Text section:
One extreme would be to densely pack, not caring with alignments
at all.  The other would be to align everything on 32-bit boundaries,
and align the 64-bit float and int types on 64-bit.

A sweet spot is to align 32-bit or larger items on 32-bit, and
smaller items on their own size.  This follows the alignment rules of
C structs, which should be a huge merit.

> 
> > 5  PACK-ed fields of 32-bit and larger sub-elements will be 32-bit
> >    aligned.
> > 
> > 6  If alignment requires padding, 1, 2 or 3 all-zero bytes will be appended
> >    to the already encoded block until the required alignment is achieved.
> 
>    I would say "zero, one, two, or three bytes of zero will be appended 
> to the encoded block, to align it to a 32-bit boundary".
> 

Again, not always 32-bit.  A uint16 or int16 will be aligned to the
next 16-bit boundary.

> > Example:
> > 
> >    STRUCT {
> >    	UINT8		A;
> > 	INT16		B;
> 
>    It would be great to have some sample code which read in simple 
> STRUCT definitions, and produced the packed DATA.  Having a function to 
> produce ASCII art would be even better...

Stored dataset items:
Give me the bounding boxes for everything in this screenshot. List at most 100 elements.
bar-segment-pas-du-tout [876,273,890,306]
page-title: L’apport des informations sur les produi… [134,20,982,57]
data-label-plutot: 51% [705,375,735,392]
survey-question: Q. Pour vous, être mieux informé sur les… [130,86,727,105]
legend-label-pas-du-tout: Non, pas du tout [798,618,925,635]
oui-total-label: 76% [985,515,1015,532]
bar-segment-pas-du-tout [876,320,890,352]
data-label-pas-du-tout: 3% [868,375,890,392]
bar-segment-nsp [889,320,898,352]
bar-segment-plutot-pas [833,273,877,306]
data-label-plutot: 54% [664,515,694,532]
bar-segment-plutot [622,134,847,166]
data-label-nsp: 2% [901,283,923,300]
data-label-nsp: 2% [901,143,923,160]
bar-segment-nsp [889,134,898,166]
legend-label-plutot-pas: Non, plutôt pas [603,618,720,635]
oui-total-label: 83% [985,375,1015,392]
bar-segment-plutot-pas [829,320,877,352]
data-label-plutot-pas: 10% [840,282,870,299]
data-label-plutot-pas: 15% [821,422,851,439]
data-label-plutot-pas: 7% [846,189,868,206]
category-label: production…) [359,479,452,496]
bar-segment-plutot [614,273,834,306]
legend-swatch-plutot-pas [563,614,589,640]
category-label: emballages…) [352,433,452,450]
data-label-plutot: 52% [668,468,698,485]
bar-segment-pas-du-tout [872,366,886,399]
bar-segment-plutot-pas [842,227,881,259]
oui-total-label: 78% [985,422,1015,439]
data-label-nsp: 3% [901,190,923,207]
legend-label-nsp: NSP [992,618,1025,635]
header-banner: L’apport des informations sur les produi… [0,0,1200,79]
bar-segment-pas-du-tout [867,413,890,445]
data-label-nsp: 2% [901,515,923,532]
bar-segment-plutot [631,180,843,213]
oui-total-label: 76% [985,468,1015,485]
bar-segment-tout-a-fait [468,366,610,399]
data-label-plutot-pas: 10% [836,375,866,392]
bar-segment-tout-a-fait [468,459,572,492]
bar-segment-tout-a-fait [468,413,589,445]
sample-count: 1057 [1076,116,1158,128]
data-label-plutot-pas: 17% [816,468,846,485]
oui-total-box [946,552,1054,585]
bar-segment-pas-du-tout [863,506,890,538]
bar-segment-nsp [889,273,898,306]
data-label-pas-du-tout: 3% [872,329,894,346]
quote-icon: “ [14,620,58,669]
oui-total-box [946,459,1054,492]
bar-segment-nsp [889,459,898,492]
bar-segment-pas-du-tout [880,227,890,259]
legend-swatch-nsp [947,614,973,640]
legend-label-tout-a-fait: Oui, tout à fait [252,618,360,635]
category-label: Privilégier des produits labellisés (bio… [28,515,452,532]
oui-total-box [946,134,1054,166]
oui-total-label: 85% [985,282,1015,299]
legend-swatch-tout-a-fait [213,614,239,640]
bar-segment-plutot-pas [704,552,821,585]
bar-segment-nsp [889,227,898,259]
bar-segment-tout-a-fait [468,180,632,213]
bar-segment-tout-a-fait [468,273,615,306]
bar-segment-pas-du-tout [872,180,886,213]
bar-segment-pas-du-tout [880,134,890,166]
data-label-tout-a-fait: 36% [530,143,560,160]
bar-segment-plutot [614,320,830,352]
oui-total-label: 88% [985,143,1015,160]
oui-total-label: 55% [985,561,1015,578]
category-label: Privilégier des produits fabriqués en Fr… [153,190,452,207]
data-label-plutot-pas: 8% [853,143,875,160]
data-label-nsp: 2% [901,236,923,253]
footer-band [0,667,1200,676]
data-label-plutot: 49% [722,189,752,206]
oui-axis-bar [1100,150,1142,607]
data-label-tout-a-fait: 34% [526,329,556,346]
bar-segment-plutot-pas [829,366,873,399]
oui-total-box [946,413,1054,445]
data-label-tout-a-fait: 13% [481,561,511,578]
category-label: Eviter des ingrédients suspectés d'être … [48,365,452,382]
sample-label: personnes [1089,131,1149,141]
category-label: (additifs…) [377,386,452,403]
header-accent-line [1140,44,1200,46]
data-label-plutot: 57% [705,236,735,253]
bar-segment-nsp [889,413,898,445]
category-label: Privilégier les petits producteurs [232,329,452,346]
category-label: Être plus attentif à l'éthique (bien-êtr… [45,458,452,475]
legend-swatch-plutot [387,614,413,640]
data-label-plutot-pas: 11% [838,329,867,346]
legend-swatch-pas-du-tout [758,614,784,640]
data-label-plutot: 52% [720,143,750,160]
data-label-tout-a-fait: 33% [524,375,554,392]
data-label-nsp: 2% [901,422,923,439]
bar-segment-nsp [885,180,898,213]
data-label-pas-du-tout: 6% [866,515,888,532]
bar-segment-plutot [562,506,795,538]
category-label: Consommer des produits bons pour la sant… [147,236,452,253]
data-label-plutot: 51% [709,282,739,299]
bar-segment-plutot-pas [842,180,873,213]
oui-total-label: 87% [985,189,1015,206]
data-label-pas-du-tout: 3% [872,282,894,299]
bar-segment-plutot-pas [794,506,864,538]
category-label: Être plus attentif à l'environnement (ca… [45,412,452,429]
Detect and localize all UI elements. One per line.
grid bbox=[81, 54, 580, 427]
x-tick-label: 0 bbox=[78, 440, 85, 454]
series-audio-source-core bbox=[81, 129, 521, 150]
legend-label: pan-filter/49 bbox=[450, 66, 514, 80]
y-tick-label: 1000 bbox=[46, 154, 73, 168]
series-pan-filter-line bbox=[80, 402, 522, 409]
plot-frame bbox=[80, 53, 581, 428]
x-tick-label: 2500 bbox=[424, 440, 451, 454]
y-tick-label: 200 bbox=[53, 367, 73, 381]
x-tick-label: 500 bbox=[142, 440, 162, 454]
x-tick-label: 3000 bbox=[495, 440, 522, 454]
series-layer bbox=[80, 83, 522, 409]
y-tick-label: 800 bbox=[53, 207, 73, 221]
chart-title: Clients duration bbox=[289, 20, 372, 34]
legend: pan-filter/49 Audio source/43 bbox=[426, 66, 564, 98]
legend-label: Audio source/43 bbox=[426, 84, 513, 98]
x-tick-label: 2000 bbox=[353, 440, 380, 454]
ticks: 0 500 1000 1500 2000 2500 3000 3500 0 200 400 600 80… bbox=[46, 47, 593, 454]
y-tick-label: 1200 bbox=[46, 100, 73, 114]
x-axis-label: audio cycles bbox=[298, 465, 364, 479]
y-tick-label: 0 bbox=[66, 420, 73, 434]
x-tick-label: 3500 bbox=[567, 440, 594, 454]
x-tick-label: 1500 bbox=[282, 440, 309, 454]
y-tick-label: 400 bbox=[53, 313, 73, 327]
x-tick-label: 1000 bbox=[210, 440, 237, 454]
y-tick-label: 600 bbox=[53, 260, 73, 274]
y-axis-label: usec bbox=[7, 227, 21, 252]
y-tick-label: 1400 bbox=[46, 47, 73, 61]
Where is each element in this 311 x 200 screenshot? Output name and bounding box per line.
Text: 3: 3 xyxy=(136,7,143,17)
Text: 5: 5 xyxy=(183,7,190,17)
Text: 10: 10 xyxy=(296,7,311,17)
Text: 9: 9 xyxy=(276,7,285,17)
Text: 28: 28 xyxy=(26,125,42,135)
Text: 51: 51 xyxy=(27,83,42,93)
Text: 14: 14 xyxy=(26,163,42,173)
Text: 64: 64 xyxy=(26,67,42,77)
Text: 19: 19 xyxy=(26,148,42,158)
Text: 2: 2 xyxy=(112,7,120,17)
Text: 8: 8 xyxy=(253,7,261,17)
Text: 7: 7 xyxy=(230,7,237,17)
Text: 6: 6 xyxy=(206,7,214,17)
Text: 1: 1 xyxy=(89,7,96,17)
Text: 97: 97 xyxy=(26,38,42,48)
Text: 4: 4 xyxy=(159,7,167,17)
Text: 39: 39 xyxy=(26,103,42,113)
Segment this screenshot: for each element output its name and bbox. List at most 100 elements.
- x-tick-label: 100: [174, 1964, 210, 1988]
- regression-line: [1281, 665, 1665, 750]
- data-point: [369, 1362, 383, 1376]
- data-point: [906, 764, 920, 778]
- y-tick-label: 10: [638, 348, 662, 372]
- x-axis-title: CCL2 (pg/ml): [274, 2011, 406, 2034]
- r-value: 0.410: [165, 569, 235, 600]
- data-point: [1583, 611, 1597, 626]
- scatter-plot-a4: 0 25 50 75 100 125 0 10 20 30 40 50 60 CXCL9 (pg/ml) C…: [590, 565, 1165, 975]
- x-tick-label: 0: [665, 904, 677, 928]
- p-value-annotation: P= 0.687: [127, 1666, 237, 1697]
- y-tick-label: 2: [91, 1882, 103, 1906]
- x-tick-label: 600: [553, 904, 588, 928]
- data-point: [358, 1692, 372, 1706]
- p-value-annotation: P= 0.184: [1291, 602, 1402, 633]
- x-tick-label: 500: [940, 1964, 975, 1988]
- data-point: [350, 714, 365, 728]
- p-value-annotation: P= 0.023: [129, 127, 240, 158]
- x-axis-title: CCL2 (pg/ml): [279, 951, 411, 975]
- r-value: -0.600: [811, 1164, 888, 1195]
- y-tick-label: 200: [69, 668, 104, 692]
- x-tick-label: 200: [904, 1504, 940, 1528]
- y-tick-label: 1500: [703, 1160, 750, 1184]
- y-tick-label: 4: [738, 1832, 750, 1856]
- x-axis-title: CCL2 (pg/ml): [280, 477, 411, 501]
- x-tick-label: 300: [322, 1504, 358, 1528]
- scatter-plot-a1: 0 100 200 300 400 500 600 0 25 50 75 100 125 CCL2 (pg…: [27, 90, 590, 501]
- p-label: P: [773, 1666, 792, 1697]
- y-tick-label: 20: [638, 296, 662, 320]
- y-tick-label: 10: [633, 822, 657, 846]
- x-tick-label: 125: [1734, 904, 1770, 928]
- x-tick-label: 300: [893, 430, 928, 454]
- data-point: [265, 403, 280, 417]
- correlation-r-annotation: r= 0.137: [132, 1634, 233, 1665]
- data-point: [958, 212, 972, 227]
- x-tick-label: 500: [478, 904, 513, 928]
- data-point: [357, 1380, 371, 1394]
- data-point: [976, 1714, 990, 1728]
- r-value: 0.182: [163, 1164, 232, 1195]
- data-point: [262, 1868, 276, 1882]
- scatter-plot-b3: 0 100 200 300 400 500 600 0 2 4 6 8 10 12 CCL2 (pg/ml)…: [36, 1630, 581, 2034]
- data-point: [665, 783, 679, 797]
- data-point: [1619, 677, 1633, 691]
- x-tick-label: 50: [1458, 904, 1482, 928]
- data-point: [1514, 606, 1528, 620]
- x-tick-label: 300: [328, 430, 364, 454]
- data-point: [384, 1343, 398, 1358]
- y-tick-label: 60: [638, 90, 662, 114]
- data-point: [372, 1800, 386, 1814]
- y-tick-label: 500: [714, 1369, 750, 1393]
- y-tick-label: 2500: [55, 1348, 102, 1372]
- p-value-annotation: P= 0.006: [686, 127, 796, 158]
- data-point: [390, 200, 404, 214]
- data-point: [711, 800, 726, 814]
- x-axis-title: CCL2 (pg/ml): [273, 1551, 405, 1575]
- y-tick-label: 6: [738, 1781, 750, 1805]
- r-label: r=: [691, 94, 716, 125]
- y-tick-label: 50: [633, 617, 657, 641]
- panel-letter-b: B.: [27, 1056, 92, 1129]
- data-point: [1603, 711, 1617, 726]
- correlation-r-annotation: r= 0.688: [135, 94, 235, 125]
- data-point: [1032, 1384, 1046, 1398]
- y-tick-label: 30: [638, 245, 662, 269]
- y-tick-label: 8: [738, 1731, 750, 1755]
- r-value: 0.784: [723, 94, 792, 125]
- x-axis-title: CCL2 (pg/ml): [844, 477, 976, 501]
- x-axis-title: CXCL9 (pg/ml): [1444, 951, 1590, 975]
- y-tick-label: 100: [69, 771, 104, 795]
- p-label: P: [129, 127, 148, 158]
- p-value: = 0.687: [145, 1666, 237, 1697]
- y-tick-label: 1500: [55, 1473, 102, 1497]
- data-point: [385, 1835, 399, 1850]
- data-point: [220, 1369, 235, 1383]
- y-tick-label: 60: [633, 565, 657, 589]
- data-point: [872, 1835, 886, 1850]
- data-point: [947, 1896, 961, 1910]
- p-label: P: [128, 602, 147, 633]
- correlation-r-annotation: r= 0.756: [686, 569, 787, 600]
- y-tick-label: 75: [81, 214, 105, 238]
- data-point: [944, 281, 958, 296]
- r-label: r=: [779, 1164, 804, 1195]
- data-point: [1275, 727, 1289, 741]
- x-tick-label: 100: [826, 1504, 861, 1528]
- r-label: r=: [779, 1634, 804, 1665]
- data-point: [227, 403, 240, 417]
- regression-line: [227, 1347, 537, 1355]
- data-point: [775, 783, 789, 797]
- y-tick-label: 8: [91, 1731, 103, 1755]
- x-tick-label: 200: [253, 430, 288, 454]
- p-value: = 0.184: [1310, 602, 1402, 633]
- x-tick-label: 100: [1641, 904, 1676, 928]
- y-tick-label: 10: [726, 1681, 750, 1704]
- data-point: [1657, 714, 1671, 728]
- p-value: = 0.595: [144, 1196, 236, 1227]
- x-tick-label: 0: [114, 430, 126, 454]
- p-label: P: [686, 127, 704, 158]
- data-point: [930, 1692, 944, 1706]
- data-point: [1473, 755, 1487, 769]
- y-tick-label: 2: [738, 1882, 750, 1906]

Set exercise 1:
Answer these questions about the alignment excerpt:
(a) In the proposed sweet spot, how are items smaller than 32 bits aligned?
(b) What kind of bytes are appended when alignment requires padding?
(c) To what boundary will a uint16 or int16 be aligned?
Set exercise 2:
Print the passage of the alignment excerpt between "One extreme would" and "types on 64-bit.", inclusive, keeping every character unchanged.
The records stand apart from the alignment excerpt and are separate material.

Answer 1:
(a) On their own size.
(b) All-zero bytes.
(c) The next 16-bit boundary.

Answer 2:
One extreme would be to densely pack, not caring with alignments
at all.  The other would be to align everything on 32-bit boundaries,
and align the 64-bit float and int types on 64-bit.